[START]

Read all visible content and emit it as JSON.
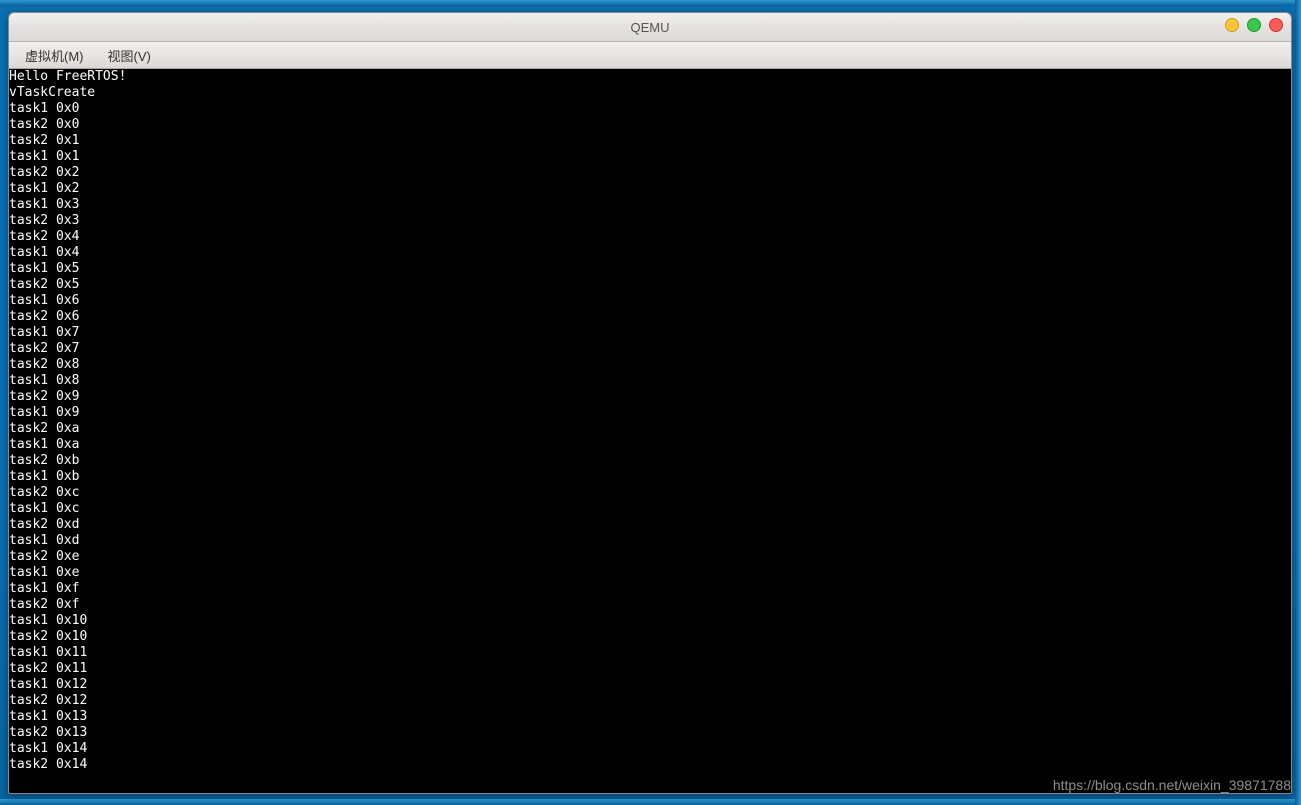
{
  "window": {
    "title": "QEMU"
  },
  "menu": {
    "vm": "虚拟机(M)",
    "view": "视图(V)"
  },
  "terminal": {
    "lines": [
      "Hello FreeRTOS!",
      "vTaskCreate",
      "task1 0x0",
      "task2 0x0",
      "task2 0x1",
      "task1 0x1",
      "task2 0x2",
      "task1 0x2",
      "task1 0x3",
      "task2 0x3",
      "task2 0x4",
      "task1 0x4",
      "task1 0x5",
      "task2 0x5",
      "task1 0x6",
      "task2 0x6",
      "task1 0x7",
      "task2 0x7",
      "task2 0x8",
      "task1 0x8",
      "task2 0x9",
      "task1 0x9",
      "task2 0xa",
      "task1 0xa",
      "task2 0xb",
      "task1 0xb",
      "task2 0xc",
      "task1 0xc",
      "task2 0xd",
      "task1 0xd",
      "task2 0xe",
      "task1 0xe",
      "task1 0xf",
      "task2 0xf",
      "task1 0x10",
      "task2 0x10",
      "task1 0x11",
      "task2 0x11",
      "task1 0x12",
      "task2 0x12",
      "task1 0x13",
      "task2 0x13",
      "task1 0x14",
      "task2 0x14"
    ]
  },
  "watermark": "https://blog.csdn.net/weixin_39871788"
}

[END]

EXERCISE AIM: Omit every picture, and otherwise quote the entries exactly.

FINISHED TASK:
Read all visible content and emit it as JSON.
{
  "window": {
    "title": "QEMU"
  },
  "menu": {
    "vm": "虚拟机(M)",
    "view": "视图(V)"
  },
  "terminal": {
    "lines": [
      "Hello FreeRTOS!",
      "vTaskCreate",
      "task1 0x0",
      "task2 0x0",
      "task2 0x1",
      "task1 0x1",
      "task2 0x2",
      "task1 0x2",
      "task1 0x3",
      "task2 0x3",
      "task2 0x4",
      "task1 0x4",
      "task1 0x5",
      "task2 0x5",
      "task1 0x6",
      "task2 0x6",
      "task1 0x7",
      "task2 0x7",
      "task2 0x8",
      "task1 0x8",
      "task2 0x9",
      "task1 0x9",
      "task2 0xa",
      "task1 0xa",
      "task2 0xb",
      "task1 0xb",
      "task2 0xc",
      "task1 0xc",
      "task2 0xd",
      "task1 0xd",
      "task2 0xe",
      "task1 0xe",
      "task1 0xf",
      "task2 0xf",
      "task1 0x10",
      "task2 0x10",
      "task1 0x11",
      "task2 0x11",
      "task1 0x12",
      "task2 0x12",
      "task1 0x13",
      "task2 0x13",
      "task1 0x14",
      "task2 0x14"
    ]
  },
  "watermark": "https://blog.csdn.net/weixin_39871788"
}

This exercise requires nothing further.